- _Objective_
From the entries below, copy out every line with "Cargas" in it.

(Extracted data entries)
--

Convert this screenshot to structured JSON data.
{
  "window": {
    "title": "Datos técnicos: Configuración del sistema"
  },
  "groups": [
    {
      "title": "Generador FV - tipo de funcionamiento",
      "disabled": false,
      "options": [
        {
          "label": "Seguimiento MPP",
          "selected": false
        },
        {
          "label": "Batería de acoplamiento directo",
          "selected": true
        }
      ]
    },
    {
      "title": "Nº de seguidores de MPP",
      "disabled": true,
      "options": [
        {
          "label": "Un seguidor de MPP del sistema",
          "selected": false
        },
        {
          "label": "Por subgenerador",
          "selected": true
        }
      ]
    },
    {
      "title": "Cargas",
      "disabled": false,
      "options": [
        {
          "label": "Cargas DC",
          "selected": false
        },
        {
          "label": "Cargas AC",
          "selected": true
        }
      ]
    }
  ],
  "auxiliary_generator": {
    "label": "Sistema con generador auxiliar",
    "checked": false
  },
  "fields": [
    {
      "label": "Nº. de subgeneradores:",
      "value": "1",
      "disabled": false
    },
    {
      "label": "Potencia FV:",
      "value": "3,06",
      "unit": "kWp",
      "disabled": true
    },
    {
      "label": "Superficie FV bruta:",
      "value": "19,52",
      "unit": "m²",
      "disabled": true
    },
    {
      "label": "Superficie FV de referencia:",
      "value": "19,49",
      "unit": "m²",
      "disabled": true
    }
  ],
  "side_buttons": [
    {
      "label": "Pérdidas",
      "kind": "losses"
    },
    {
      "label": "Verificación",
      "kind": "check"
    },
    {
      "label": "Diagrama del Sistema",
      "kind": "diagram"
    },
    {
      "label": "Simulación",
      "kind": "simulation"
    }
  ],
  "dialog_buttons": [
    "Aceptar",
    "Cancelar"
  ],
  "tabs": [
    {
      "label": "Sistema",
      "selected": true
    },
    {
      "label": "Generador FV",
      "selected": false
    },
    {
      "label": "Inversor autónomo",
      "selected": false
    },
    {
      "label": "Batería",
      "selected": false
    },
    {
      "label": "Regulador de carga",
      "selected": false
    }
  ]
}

--

- _Task result_
      "title": "Cargas",
          "label": "Cargas DC",
          "label": "Cargas AC",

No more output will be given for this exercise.